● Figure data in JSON

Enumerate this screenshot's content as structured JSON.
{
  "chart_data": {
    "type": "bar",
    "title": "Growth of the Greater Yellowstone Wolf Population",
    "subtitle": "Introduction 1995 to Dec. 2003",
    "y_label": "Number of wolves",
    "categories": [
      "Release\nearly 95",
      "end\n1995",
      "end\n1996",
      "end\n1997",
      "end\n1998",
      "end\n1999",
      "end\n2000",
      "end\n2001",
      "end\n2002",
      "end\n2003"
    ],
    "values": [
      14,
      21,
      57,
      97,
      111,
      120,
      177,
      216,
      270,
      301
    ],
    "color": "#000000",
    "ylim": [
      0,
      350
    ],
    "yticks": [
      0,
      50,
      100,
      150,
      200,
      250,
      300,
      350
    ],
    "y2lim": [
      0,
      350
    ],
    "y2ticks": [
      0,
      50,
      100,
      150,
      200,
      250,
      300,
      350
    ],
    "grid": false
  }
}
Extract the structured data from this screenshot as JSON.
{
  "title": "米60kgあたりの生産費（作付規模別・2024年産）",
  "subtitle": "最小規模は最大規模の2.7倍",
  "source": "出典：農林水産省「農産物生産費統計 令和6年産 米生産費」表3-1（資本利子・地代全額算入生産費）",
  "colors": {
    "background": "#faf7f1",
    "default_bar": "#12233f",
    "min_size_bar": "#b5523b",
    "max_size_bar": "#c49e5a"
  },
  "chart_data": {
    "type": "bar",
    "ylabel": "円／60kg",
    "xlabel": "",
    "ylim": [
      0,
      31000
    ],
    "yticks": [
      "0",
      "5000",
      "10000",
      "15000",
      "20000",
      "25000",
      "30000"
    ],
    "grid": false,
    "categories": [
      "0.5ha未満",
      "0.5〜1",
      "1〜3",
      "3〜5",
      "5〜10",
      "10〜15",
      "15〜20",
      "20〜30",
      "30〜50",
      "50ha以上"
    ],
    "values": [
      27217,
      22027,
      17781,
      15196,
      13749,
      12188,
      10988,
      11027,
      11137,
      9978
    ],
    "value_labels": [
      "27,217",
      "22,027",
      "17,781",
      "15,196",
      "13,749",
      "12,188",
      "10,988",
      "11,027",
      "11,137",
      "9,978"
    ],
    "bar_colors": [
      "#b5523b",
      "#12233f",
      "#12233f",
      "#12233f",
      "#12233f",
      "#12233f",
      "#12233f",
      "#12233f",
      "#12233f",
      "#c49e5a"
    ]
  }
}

● Problem requirements
From the records above, extract every line exactly as it stands.

● Task answer
Enumerate this screenshot's content as structured JSON.
{
  "chart_data": {
    "type": "bar",
    "title": "Growth of the Greater Yellowstone Wolf Population",
    "subtitle": "Introduction 1995 to Dec. 2003",
    "y_label": "Number of wolves",
    "categories": [
      "Release\nearly 95",
      "end\n1995",
      "end\n1996",
      "end\n1997",
      "end\n1998",
      "end\n1999",
      "end\n2000",
      "end\n2001",
      "end\n2002",
      "end\n2003"
    ],
    "values": [
      14,
      21,
      57,
      97,
      111,
      120,
      177,
      216,
      270,
      301
    ],
    "color": "#000000",
    "ylim": [
      0,
      350
    ],
    "yticks": [
      0,
      50,
      100,
      150,
      200,
      250,
      300,
      350
    ],
    "y2lim": [
      0,
      350
    ],
    "y2ticks": [
      0,
      50,
      100,
      150,
      200,
      250,
      300,
      350
    ],
    "grid": false
  }
}
Extract the structured data from this screenshot as JSON.
{
  "title": "米60kgあたりの生産費（作付規模別・2024年産）",
  "subtitle": "最小規模は最大規模の2.7倍",
  "source": "出典：農林水産省「農産物生産費統計 令和6年産 米生産費」表3-1（資本利子・地代全額算入生産費）",
  "colors": {
    "background": "#faf7f1",
    "default_bar": "#12233f",
    "min_size_bar": "#b5523b",
    "max_size_bar": "#c49e5a"
  },
  "chart_data": {
    "type": "bar",
    "ylabel": "円／60kg",
    "xlabel": "",
    "ylim": [
      0,
      31000
    ],
    "yticks": [
      "0",
      "5000",
      "10000",
      "15000",
      "20000",
      "25000",
      "30000"
    ],
    "grid": false,
    "categories": [
      "0.5ha未満",
      "0.5〜1",
      "1〜3",
      "3〜5",
      "5〜10",
      "10〜15",
      "15〜20",
      "20〜30",
      "30〜50",
      "50ha以上"
    ],
    "values": [
      27217,
      22027,
      17781,
      15196,
      13749,
      12188,
      10988,
      11027,
      11137,
      9978
    ],
    "value_labels": [
      "27,217",
      "22,027",
      "17,781",
      "15,196",
      "13,749",
      "12,188",
      "10,988",
      "11,027",
      "11,137",
      "9,978"
    ],
    "bar_colors": [
      "#b5523b",
      "#12233f",
      "#12233f",
      "#12233f",
      "#12233f",
      "#12233f",
      "#12233f",
      "#12233f",
      "#12233f",
      "#c49e5a"
    ]
  }
}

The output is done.